[About this task]: Gather, from the listing beneath this task, every line holding the string "document".

BEGIN Available data

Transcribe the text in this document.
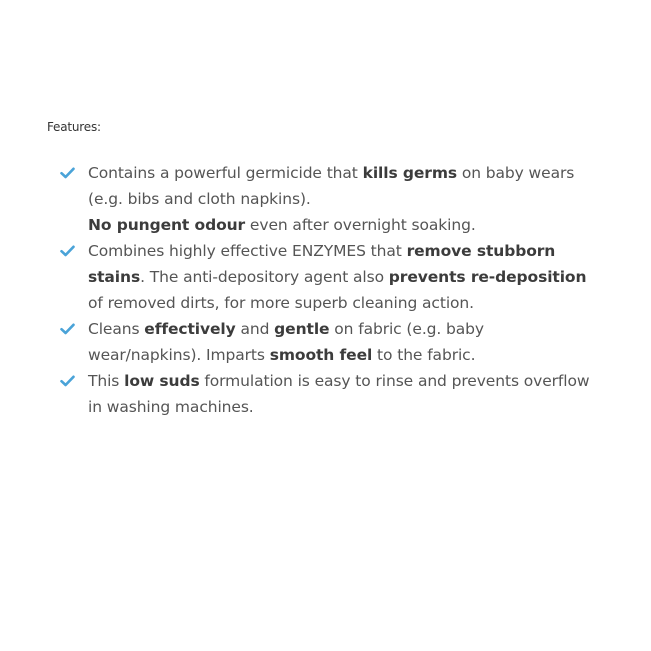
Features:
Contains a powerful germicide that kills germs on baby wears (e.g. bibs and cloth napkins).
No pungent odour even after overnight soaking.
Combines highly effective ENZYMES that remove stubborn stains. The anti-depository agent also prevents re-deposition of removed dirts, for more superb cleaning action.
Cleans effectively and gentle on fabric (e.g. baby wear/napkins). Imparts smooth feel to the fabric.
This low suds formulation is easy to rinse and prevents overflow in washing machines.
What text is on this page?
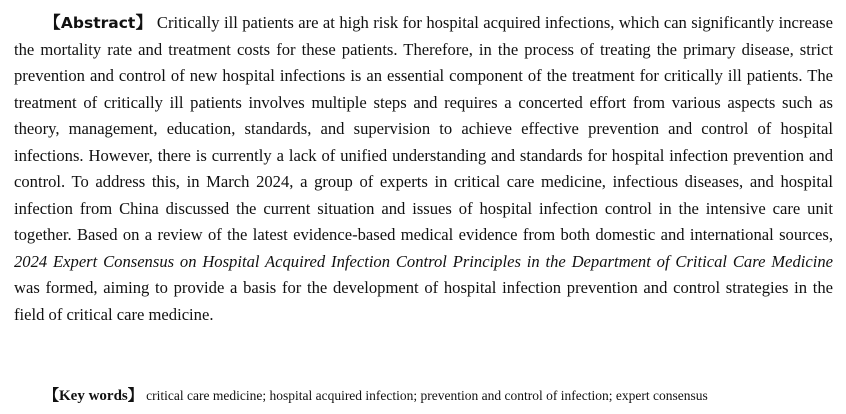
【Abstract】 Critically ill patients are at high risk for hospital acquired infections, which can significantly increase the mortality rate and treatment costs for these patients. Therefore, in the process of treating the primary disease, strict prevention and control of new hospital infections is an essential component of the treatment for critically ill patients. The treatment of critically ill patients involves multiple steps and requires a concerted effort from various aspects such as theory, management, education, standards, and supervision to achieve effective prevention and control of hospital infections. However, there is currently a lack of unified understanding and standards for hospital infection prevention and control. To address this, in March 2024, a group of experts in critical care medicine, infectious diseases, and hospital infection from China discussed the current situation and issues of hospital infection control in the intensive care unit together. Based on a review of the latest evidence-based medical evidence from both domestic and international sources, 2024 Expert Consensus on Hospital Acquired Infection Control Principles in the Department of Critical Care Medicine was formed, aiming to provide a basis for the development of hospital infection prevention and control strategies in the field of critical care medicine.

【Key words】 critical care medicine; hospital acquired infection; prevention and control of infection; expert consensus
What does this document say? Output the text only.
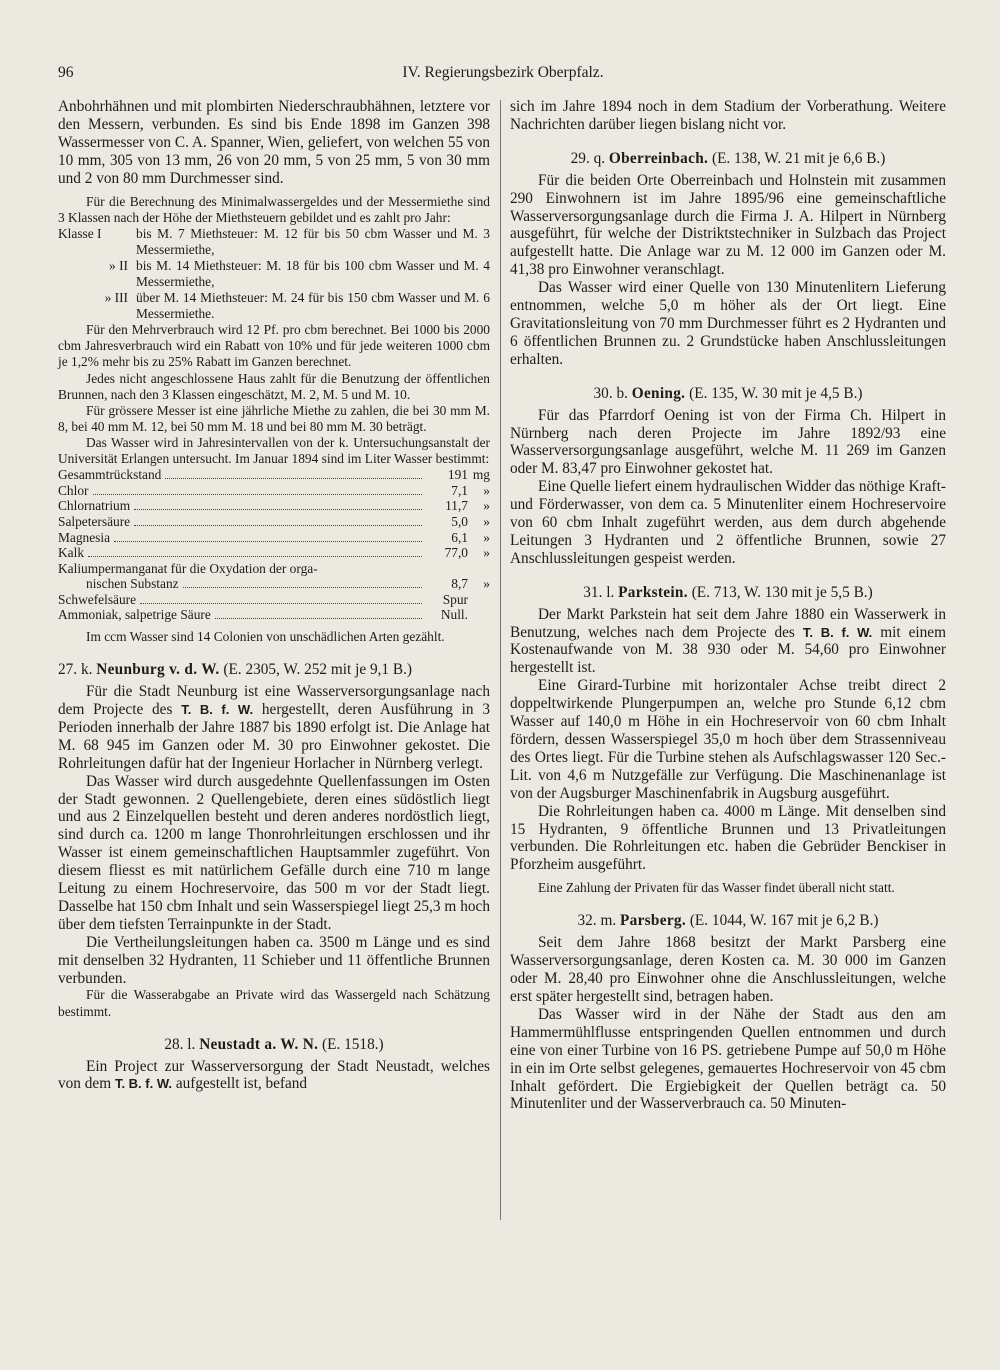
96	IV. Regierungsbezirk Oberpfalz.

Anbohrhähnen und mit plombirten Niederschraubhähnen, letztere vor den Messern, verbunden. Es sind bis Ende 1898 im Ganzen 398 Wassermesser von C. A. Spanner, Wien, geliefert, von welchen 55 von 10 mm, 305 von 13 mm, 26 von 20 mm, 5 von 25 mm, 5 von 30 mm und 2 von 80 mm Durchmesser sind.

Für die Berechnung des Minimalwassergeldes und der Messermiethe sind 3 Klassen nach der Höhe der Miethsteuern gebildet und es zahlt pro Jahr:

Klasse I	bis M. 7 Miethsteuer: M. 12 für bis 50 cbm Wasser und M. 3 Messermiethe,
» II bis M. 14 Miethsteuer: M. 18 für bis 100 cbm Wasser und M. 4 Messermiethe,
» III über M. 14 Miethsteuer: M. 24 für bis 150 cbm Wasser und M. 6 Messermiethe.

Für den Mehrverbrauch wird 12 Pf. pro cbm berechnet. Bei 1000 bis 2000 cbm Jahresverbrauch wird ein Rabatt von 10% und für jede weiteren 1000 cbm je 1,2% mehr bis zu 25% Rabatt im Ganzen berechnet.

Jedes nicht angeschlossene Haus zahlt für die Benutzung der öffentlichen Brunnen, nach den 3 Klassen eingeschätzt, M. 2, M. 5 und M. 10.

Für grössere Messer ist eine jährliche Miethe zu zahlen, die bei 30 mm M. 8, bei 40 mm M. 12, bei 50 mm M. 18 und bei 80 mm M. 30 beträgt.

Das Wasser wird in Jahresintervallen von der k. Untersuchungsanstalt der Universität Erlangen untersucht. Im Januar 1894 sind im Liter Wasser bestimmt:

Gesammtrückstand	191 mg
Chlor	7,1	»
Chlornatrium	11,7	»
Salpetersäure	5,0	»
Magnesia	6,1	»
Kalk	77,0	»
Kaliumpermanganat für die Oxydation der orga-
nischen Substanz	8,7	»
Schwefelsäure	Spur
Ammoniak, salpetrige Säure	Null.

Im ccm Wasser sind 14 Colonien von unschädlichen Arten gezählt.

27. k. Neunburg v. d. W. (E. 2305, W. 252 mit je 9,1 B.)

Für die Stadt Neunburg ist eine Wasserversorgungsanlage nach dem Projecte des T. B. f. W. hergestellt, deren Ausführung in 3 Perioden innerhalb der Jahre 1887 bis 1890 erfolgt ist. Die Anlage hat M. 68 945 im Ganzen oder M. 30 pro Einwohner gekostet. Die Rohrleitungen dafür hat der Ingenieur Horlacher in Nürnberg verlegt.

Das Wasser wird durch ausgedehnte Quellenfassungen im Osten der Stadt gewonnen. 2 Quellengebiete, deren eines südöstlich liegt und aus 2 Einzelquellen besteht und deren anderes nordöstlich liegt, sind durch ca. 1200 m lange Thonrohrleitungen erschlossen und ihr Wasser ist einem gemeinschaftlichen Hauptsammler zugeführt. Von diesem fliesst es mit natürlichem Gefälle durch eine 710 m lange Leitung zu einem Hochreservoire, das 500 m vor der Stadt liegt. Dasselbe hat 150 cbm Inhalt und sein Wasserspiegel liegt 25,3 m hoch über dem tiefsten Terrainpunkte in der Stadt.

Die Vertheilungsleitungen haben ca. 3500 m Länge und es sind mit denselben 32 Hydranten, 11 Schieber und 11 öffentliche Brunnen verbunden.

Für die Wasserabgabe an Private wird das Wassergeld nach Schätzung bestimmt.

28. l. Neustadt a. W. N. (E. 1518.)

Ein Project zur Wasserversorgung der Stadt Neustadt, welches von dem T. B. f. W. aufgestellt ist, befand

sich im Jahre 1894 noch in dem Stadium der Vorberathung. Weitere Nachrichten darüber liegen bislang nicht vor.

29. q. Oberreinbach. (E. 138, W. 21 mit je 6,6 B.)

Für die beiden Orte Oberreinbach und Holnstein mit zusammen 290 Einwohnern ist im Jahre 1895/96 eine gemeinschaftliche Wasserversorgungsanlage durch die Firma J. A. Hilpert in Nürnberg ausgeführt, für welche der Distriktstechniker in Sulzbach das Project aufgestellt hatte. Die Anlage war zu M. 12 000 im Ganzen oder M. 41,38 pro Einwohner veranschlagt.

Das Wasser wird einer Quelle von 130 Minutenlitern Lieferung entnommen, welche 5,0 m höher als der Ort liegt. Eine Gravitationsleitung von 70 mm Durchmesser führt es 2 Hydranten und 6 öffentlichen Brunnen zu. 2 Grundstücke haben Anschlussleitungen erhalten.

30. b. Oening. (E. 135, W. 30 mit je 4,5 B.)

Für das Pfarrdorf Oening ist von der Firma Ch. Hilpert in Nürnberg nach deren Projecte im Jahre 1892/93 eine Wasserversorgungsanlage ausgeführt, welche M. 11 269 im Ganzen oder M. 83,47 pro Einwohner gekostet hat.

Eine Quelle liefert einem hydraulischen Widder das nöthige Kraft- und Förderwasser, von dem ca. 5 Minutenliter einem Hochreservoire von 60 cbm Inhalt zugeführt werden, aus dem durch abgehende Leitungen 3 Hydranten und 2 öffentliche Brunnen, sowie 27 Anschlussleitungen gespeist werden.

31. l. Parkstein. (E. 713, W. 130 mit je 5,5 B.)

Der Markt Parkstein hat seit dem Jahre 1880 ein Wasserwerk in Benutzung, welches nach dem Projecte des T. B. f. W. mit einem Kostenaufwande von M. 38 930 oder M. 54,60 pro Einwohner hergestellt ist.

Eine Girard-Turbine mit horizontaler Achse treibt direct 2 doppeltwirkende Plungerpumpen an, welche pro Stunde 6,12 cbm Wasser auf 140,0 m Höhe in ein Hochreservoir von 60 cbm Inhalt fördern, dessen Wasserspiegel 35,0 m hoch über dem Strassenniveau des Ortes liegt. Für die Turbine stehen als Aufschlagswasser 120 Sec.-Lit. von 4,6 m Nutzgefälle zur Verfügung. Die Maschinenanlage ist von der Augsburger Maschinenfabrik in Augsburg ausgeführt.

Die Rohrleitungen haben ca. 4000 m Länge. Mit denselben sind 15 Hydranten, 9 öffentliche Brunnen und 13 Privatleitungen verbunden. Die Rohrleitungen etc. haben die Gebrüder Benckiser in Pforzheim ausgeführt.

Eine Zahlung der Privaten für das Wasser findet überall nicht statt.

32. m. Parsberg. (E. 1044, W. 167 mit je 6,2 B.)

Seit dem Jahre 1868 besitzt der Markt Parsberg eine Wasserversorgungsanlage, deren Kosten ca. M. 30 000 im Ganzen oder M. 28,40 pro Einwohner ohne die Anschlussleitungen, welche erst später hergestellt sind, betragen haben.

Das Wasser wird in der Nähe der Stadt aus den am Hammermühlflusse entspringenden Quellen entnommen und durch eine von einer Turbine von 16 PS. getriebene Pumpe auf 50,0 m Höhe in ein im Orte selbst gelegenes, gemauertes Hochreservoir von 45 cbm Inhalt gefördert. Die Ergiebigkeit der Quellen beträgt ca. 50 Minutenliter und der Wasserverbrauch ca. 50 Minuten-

END Available data

[Exercise answer]:
Transcribe the text in this document.
What does this document say? Output the text only.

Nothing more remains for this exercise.